** Start of Data entries **

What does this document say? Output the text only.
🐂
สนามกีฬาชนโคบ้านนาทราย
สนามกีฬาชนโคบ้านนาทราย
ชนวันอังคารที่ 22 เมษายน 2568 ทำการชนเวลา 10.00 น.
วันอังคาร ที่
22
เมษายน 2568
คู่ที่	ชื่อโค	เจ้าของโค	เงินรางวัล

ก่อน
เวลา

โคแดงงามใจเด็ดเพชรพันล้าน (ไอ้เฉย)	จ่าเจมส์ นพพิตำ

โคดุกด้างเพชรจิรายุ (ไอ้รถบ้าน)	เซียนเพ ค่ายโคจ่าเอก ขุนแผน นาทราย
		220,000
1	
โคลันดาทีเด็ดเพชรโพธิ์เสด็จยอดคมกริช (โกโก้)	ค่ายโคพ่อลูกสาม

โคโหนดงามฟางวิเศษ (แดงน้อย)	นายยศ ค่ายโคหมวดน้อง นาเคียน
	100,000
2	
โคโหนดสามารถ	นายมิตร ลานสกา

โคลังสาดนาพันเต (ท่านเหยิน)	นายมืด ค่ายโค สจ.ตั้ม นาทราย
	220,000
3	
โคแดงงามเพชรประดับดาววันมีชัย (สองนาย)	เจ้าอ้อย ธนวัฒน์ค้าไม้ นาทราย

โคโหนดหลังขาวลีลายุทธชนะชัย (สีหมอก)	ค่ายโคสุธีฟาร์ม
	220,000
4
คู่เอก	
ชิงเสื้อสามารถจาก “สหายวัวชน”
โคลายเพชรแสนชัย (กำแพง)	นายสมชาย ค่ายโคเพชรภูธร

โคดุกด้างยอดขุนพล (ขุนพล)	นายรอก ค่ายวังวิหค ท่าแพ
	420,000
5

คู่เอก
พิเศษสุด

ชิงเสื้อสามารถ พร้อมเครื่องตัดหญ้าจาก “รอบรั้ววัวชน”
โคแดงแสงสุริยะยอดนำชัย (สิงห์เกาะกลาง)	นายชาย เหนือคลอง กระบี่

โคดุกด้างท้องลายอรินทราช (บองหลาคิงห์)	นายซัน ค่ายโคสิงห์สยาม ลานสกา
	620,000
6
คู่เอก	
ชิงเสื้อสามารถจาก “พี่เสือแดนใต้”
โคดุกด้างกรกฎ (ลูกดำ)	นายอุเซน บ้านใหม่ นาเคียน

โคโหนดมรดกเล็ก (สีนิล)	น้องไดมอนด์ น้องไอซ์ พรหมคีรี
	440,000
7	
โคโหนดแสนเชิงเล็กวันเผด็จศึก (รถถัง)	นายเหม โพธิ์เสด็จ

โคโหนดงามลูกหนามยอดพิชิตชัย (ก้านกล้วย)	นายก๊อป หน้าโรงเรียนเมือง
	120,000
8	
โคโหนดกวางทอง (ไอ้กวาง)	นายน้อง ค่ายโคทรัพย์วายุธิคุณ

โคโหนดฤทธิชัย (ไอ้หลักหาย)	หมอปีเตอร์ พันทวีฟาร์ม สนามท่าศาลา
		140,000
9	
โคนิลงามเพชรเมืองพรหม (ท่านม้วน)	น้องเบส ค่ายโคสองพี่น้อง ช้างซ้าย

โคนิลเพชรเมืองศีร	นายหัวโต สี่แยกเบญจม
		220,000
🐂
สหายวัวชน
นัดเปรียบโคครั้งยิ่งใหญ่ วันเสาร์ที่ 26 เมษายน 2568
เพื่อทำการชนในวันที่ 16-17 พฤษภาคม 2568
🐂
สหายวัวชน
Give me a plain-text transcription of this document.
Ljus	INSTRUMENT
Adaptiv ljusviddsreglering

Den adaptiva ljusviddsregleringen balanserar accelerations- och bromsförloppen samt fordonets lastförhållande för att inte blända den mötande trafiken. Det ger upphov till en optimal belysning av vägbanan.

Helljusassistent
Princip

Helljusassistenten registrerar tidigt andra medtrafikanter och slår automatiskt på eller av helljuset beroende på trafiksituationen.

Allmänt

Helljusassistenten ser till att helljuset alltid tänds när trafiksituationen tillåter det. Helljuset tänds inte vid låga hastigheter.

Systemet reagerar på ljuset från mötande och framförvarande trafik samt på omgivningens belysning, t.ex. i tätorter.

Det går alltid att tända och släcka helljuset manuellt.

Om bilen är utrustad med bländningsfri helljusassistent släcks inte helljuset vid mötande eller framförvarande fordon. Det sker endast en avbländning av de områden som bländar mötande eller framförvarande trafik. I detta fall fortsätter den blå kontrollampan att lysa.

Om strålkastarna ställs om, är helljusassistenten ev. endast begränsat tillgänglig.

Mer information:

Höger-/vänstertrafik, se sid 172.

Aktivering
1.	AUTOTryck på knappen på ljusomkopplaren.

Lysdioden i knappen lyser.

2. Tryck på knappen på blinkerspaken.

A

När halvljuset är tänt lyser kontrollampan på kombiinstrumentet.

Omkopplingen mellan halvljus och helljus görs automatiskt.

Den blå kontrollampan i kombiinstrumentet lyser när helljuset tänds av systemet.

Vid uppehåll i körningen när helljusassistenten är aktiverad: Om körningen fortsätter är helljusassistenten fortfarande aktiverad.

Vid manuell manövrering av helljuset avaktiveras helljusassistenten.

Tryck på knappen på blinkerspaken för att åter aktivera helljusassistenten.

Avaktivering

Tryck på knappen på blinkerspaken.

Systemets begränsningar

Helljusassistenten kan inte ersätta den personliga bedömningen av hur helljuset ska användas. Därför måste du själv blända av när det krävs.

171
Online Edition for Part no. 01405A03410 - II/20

** End of Data entries **

● What the task asks
Set down all of the records shown above once more, exactly.

● Response to this exercise
What does this document say? Output the text only.
🐂
สนามกีฬาชนโคบ้านนาทราย
สนามกีฬาชนโคบ้านนาทราย
ชนวันอังคารที่ 22 เมษายน 2568 ทำการชนเวลา 10.00 น.
วันอังคาร ที่
22
เมษายน 2568
คู่ที่	ชื่อโค	เจ้าของโค	เงินรางวัล

ก่อน
เวลา

โคแดงงามใจเด็ดเพชรพันล้าน (ไอ้เฉย)	จ่าเจมส์ นพพิตำ

โคดุกด้างเพชรจิรายุ (ไอ้รถบ้าน)	เซียนเพ ค่ายโคจ่าเอก ขุนแผน นาทราย
		220,000
1	
โคลันดาทีเด็ดเพชรโพธิ์เสด็จยอดคมกริช (โกโก้)	ค่ายโคพ่อลูกสาม

โคโหนดงามฟางวิเศษ (แดงน้อย)	นายยศ ค่ายโคหมวดน้อง นาเคียน
	100,000
2	
โคโหนดสามารถ	นายมิตร ลานสกา

โคลังสาดนาพันเต (ท่านเหยิน)	นายมืด ค่ายโค สจ.ตั้ม นาทราย
	220,000
3	
โคแดงงามเพชรประดับดาววันมีชัย (สองนาย)	เจ้าอ้อย ธนวัฒน์ค้าไม้ นาทราย

โคโหนดหลังขาวลีลายุทธชนะชัย (สีหมอก)	ค่ายโคสุธีฟาร์ม
	220,000
4
คู่เอก	
ชิงเสื้อสามารถจาก “สหายวัวชน”
โคลายเพชรแสนชัย (กำแพง)	นายสมชาย ค่ายโคเพชรภูธร

โคดุกด้างยอดขุนพล (ขุนพล)	นายรอก ค่ายวังวิหค ท่าแพ
	420,000
5

คู่เอก
พิเศษสุด

ชิงเสื้อสามารถ พร้อมเครื่องตัดหญ้าจาก “รอบรั้ววัวชน”
โคแดงแสงสุริยะยอดนำชัย (สิงห์เกาะกลาง)	นายชาย เหนือคลอง กระบี่

โคดุกด้างท้องลายอรินทราช (บองหลาคิงห์)	นายซัน ค่ายโคสิงห์สยาม ลานสกา
	620,000
6
คู่เอก	
ชิงเสื้อสามารถจาก “พี่เสือแดนใต้”
โคดุกด้างกรกฎ (ลูกดำ)	นายอุเซน บ้านใหม่ นาเคียน

โคโหนดมรดกเล็ก (สีนิล)	น้องไดมอนด์ น้องไอซ์ พรหมคีรี
	440,000
7	
โคโหนดแสนเชิงเล็กวันเผด็จศึก (รถถัง)	นายเหม โพธิ์เสด็จ

โคโหนดงามลูกหนามยอดพิชิตชัย (ก้านกล้วย)	นายก๊อป หน้าโรงเรียนเมือง
	120,000
8	
โคโหนดกวางทอง (ไอ้กวาง)	นายน้อง ค่ายโคทรัพย์วายุธิคุณ

โคโหนดฤทธิชัย (ไอ้หลักหาย)	หมอปีเตอร์ พันทวีฟาร์ม สนามท่าศาลา
		140,000
9	
โคนิลงามเพชรเมืองพรหม (ท่านม้วน)	น้องเบส ค่ายโคสองพี่น้อง ช้างซ้าย

โคนิลเพชรเมืองศีร	นายหัวโต สี่แยกเบญจม
		220,000
🐂
สหายวัวชน
นัดเปรียบโคครั้งยิ่งใหญ่ วันเสาร์ที่ 26 เมษายน 2568
เพื่อทำการชนในวันที่ 16-17 พฤษภาคม 2568
🐂
สหายวัวชน
Give me a plain-text transcription of this document.
Ljus	INSTRUMENT
Adaptiv ljusviddsreglering

Den adaptiva ljusviddsregleringen balanserar accelerations- och bromsförloppen samt fordonets lastförhållande för att inte blända den mötande trafiken. Det ger upphov till en optimal belysning av vägbanan.

Helljusassistent
Princip

Helljusassistenten registrerar tidigt andra medtrafikanter och slår automatiskt på eller av helljuset beroende på trafiksituationen.

Allmänt

Helljusassistenten ser till att helljuset alltid tänds när trafiksituationen tillåter det. Helljuset tänds inte vid låga hastigheter.

Systemet reagerar på ljuset från mötande och framförvarande trafik samt på omgivningens belysning, t.ex. i tätorter.

Det går alltid att tända och släcka helljuset manuellt.

Om bilen är utrustad med bländningsfri helljusassistent släcks inte helljuset vid mötande eller framförvarande fordon. Det sker endast en avbländning av de områden som bländar mötande eller framförvarande trafik. I detta fall fortsätter den blå kontrollampan att lysa.

Om strålkastarna ställs om, är helljusassistenten ev. endast begränsat tillgänglig.

Mer information:

Höger-/vänstertrafik, se sid 172.

Aktivering
1.	AUTOTryck på knappen på ljusomkopplaren.

Lysdioden i knappen lyser.

2. Tryck på knappen på blinkerspaken.

A

När halvljuset är tänt lyser kontrollampan på kombiinstrumentet.

Omkopplingen mellan halvljus och helljus görs automatiskt.

Den blå kontrollampan i kombiinstrumentet lyser när helljuset tänds av systemet.

Vid uppehåll i körningen när helljusassistenten är aktiverad: Om körningen fortsätter är helljusassistenten fortfarande aktiverad.

Vid manuell manövrering av helljuset avaktiveras helljusassistenten.

Tryck på knappen på blinkerspaken för att åter aktivera helljusassistenten.

Avaktivering

Tryck på knappen på blinkerspaken.

Systemets begränsningar

Helljusassistenten kan inte ersätta den personliga bedömningen av hur helljuset ska användas. Därför måste du själv blända av när det krävs.

171
Online Edition for Part no. 01405A03410 - II/20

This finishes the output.